▼

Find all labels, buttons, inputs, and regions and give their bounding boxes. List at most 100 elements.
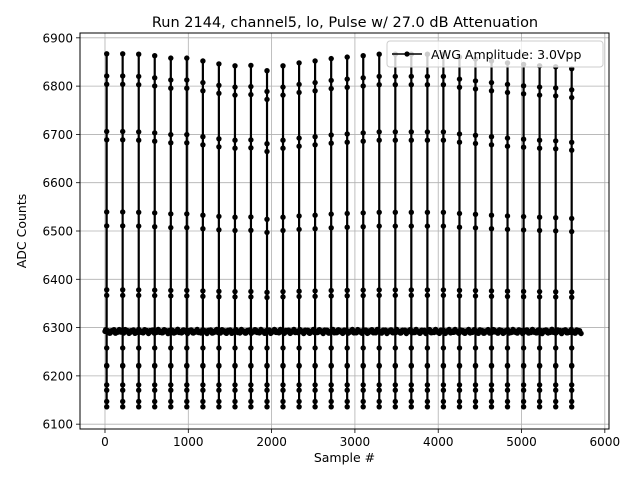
data-point	[152, 328, 158, 335]
data-point	[184, 387, 190, 393]
data-point	[296, 135, 302, 141]
data-point	[440, 73, 447, 80]
data-point	[232, 227, 238, 234]
data-point	[168, 328, 174, 335]
data-point	[456, 328, 463, 335]
data-point	[344, 131, 350, 137]
data-point	[520, 345, 527, 351]
data-point	[360, 75, 366, 81]
y-tick-label: 6600	[42, 176, 73, 190]
data-point	[424, 137, 431, 143]
data-point	[136, 129, 142, 135]
data-point	[360, 292, 366, 299]
data-point	[232, 345, 238, 351]
data-point	[408, 137, 414, 143]
data-point	[472, 345, 479, 351]
data-point	[152, 130, 158, 136]
y-tick-label: 6800	[42, 80, 73, 94]
data-point	[232, 404, 238, 410]
data-point	[184, 211, 190, 217]
data-point	[200, 382, 206, 388]
data-point	[216, 213, 222, 220]
data-point	[440, 382, 447, 388]
data-point	[536, 84, 543, 90]
data-point	[184, 382, 190, 388]
data-point	[504, 363, 511, 369]
data-point	[424, 345, 431, 351]
data-point	[248, 288, 254, 295]
data-point	[136, 398, 142, 405]
data-point	[536, 137, 543, 143]
data-point	[344, 287, 350, 293]
data-point	[152, 382, 158, 388]
data-point	[536, 363, 543, 369]
data-point	[120, 223, 126, 229]
data-point	[264, 294, 270, 301]
data-point	[488, 398, 495, 405]
data-point	[392, 363, 398, 369]
data-point	[408, 345, 414, 351]
data-point	[168, 77, 174, 83]
data-point	[152, 75, 158, 81]
data-point	[504, 81, 511, 88]
data-point	[232, 328, 238, 335]
data-point	[520, 398, 527, 405]
data-point	[408, 387, 414, 393]
data-point	[488, 212, 495, 218]
data-point	[120, 209, 126, 215]
legend-marker-sample	[404, 51, 410, 57]
data-point	[392, 345, 398, 351]
data-point	[136, 363, 142, 369]
data-point	[312, 88, 318, 94]
y-tick-label: 6200	[42, 369, 73, 383]
data-point	[424, 387, 431, 393]
data-point	[376, 398, 382, 405]
data-point	[152, 224, 158, 230]
data-point	[216, 363, 222, 369]
data-point	[104, 128, 110, 135]
data-point	[232, 137, 238, 143]
data-point	[312, 328, 318, 335]
data-point	[408, 382, 414, 388]
data-point	[216, 82, 222, 89]
data-point	[296, 398, 302, 405]
chart-title: Run 2144, channel5, lo, Pulse w/ 27.0 dB…	[152, 15, 538, 31]
data-point	[152, 398, 158, 405]
data-point	[328, 382, 334, 388]
data-point	[232, 84, 238, 90]
data-point	[136, 382, 142, 388]
data-point	[472, 363, 479, 369]
data-point	[264, 387, 270, 393]
data-point	[488, 404, 495, 410]
data-point	[376, 328, 382, 335]
data-point	[504, 404, 511, 410]
y-tick-label: 6300	[42, 321, 73, 335]
data-point	[536, 288, 543, 295]
data-point	[392, 209, 398, 215]
data-point	[328, 132, 334, 138]
data-point	[280, 345, 286, 351]
data-point	[136, 51, 142, 57]
x-tick-label: 0	[101, 435, 109, 449]
data-point	[424, 382, 431, 388]
data-point	[392, 382, 398, 388]
data-point	[120, 382, 126, 388]
data-point	[520, 227, 527, 233]
data-point	[360, 363, 366, 369]
data-point	[264, 363, 270, 369]
data-point	[360, 53, 366, 59]
data-point	[569, 345, 575, 351]
data-point	[152, 53, 158, 59]
data-point	[408, 129, 414, 135]
data-point	[504, 328, 511, 335]
data-point	[232, 294, 238, 300]
data-point	[472, 328, 479, 335]
data-point	[168, 398, 174, 405]
data-point	[472, 211, 479, 217]
data-point	[104, 382, 110, 388]
data-point	[184, 398, 190, 405]
data-point	[264, 141, 270, 147]
data-point	[120, 73, 126, 79]
data-point	[520, 288, 527, 295]
data-point	[216, 404, 222, 410]
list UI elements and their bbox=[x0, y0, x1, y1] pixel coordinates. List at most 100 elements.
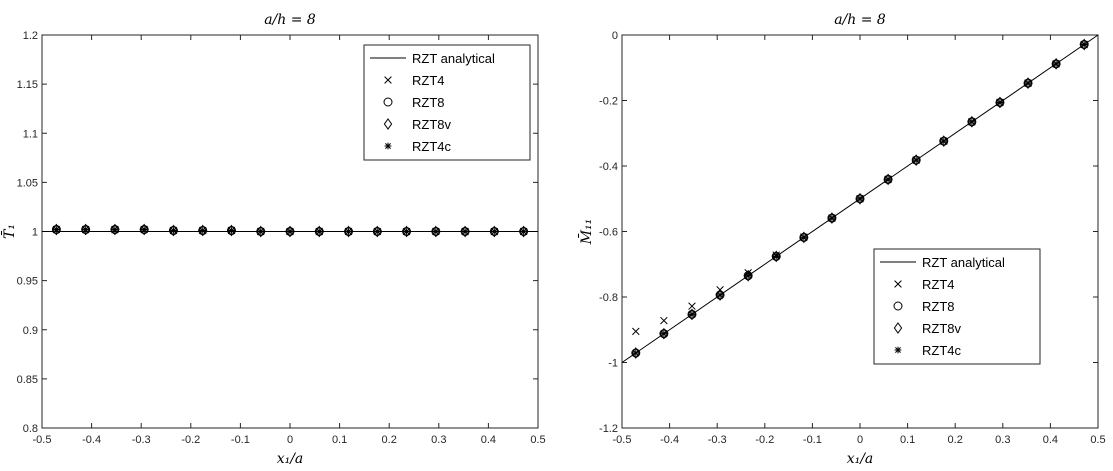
x-tick-label: 0.2 bbox=[948, 434, 963, 446]
data-point bbox=[1024, 79, 1032, 87]
data-point bbox=[632, 327, 640, 336]
data-point bbox=[968, 118, 976, 126]
data-point bbox=[373, 225, 382, 238]
x-tick-label: -0.1 bbox=[231, 434, 250, 446]
legend: RZT analytical RZT4 RZT8 RZT8v RZT4c bbox=[363, 44, 531, 161]
data-point bbox=[490, 228, 498, 235]
data-point bbox=[256, 225, 265, 238]
data-point bbox=[912, 156, 920, 164]
data-point bbox=[687, 308, 697, 321]
data-point bbox=[227, 224, 236, 237]
x-tick-label: -0.2 bbox=[755, 434, 774, 446]
data-point bbox=[285, 225, 295, 238]
data-point bbox=[772, 250, 781, 263]
x-tick-label: 0.1 bbox=[900, 434, 915, 446]
y-tick-label: 0.95 bbox=[17, 276, 38, 288]
data-point bbox=[432, 228, 440, 235]
data-point bbox=[139, 223, 149, 236]
legend-marker bbox=[384, 76, 392, 84]
data-point bbox=[373, 228, 381, 235]
data-point bbox=[855, 192, 865, 205]
y-axis-label: M̄₁₁ bbox=[577, 219, 595, 246]
y-tick-label: 1.05 bbox=[17, 177, 38, 189]
x-axis: -0.5 -0.4 -0.3 -0.2 -0.1 0 0.1 0.2 0.3 0.4 0.5 bbox=[613, 35, 1106, 446]
legend-label: RZT4 bbox=[922, 277, 955, 292]
legend-label: RZT analytical bbox=[412, 51, 495, 66]
data-point bbox=[345, 228, 352, 235]
legend-marker bbox=[893, 322, 903, 334]
x-tick-label: 0.5 bbox=[530, 434, 545, 446]
data-point bbox=[169, 224, 178, 237]
legend-marker bbox=[383, 97, 393, 107]
x-tick-label: 0.1 bbox=[332, 434, 347, 446]
data-point bbox=[82, 226, 90, 233]
legend-marker bbox=[384, 142, 392, 150]
data-point bbox=[170, 227, 177, 234]
data-point bbox=[1023, 77, 1033, 89]
plot-title: a/h = 8 bbox=[264, 12, 316, 28]
data-point bbox=[688, 302, 696, 310]
data-point bbox=[743, 269, 753, 282]
y-tick-label: -0.4 bbox=[599, 161, 618, 173]
data-point bbox=[800, 233, 808, 241]
x-tick-label: -0.5 bbox=[33, 434, 52, 446]
data-point bbox=[799, 231, 809, 244]
x-tick-label: -0.3 bbox=[132, 434, 151, 446]
chart-panel-1: -0.5 -0.4 -0.3 -0.2 -0.1 0 0.1 0.2 0.3 0.4 0.50.80… bbox=[0, 12, 545, 467]
data-point bbox=[632, 349, 640, 357]
series-rzt4c bbox=[52, 226, 528, 235]
chart-panel-2: -0.5 -0.4 -0.3 -0.2 -0.1 0 0.1 0.2 0.3 0.4 0.5-1.2… bbox=[577, 12, 1105, 467]
data-point bbox=[744, 272, 752, 280]
data-point bbox=[199, 227, 207, 234]
data-point bbox=[52, 223, 61, 236]
data-point bbox=[884, 176, 892, 183]
data-point bbox=[631, 347, 641, 359]
data-point bbox=[660, 316, 668, 325]
data-point bbox=[140, 226, 148, 233]
data-point bbox=[431, 225, 441, 238]
legend-label: RZT4c bbox=[412, 139, 452, 154]
x-tick-label: 0.3 bbox=[995, 434, 1010, 446]
y-tick-label: -0.6 bbox=[599, 227, 618, 239]
x-tick-label: -0.1 bbox=[803, 434, 822, 446]
legend-label: RZT8 bbox=[922, 299, 955, 314]
x-tick-label: 0 bbox=[287, 434, 293, 446]
x-tick-label: 0.5 bbox=[1090, 434, 1105, 446]
y-tick-label: -0.2 bbox=[599, 96, 618, 108]
data-point bbox=[257, 228, 265, 235]
data-point bbox=[688, 310, 696, 318]
data-point bbox=[111, 226, 119, 233]
data-point bbox=[461, 228, 469, 235]
y-axis-label: T̄₁ bbox=[0, 224, 18, 239]
data-point bbox=[315, 225, 324, 238]
series-rzt8v bbox=[52, 223, 528, 238]
y-tick-label: 1 bbox=[32, 227, 38, 239]
data-point bbox=[856, 195, 864, 203]
data-point bbox=[1079, 38, 1089, 51]
y-tick-label: 0 bbox=[612, 30, 618, 42]
data-point bbox=[81, 223, 90, 236]
plot-title: a/h = 8 bbox=[834, 12, 886, 28]
y-axis: -1.2 -1 -0.8 -0.6 -0.4 -0.2 0 bbox=[599, 30, 1098, 435]
data-point bbox=[828, 214, 836, 222]
x-tick-label: -0.4 bbox=[660, 434, 679, 446]
legend-label: RZT8 bbox=[412, 95, 445, 110]
x-axis: -0.5 -0.4 -0.3 -0.2 -0.1 0 0.1 0.2 0.3 0.4 0.5 bbox=[33, 35, 546, 446]
data-point bbox=[939, 135, 948, 147]
legend-marker bbox=[894, 280, 902, 288]
x-tick-label: 0.3 bbox=[431, 434, 446, 446]
data-point bbox=[1080, 41, 1088, 48]
data-point bbox=[52, 226, 60, 233]
data-point bbox=[911, 154, 921, 166]
data-point bbox=[1052, 60, 1060, 68]
x-tick-label: 0 bbox=[857, 434, 863, 446]
legend: RZT analytical RZT4 RZT8 RZT8v RZT4c bbox=[873, 248, 1041, 365]
data-point bbox=[883, 173, 893, 186]
data-point bbox=[286, 228, 294, 235]
data-point bbox=[716, 291, 724, 299]
y-tick-label: 0.9 bbox=[23, 325, 38, 337]
series-rzt4c bbox=[632, 41, 1088, 357]
series-rzt8v bbox=[631, 38, 1089, 359]
legend-label: RZT analytical bbox=[922, 255, 1005, 270]
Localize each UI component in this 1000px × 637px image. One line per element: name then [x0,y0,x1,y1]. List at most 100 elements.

▲

▸ **WRITTEN PROBLEM**: Copy the data lines above without any change, from the line containing "x-tick-label: 0.2 bbox=[948, 434, 963, 446]" through the line containing "y-tick-label: 1.05 bbox=[17, 177, 38, 189]", including both of those lines.

▸ **RESPONSE**:
x-tick-label: 0.2 bbox=[948, 434, 963, 446]
data-point bbox=[1024, 79, 1032, 87]
data-point bbox=[632, 327, 640, 336]
data-point bbox=[968, 118, 976, 126]
data-point bbox=[373, 225, 382, 238]
x-tick-label: -0.1 bbox=[231, 434, 250, 446]
legend: RZT analytical RZT4 RZT8 RZT8v RZT4c bbox=[363, 44, 531, 161]
data-point bbox=[490, 228, 498, 235]
data-point bbox=[256, 225, 265, 238]
data-point bbox=[912, 156, 920, 164]
data-point bbox=[687, 308, 697, 321]
data-point bbox=[227, 224, 236, 237]
x-tick-label: -0.2 bbox=[755, 434, 774, 446]
data-point bbox=[285, 225, 295, 238]
data-point bbox=[772, 250, 781, 263]
x-tick-label: 0.1 bbox=[900, 434, 915, 446]
y-tick-label: 0.95 bbox=[17, 276, 38, 288]
data-point bbox=[432, 228, 440, 235]
data-point bbox=[139, 223, 149, 236]
legend-marker bbox=[384, 76, 392, 84]
data-point bbox=[373, 228, 381, 235]
data-point bbox=[855, 192, 865, 205]
y-axis-label: M̄₁₁ bbox=[577, 219, 595, 246]
y-tick-label: 1.05 bbox=[17, 177, 38, 189]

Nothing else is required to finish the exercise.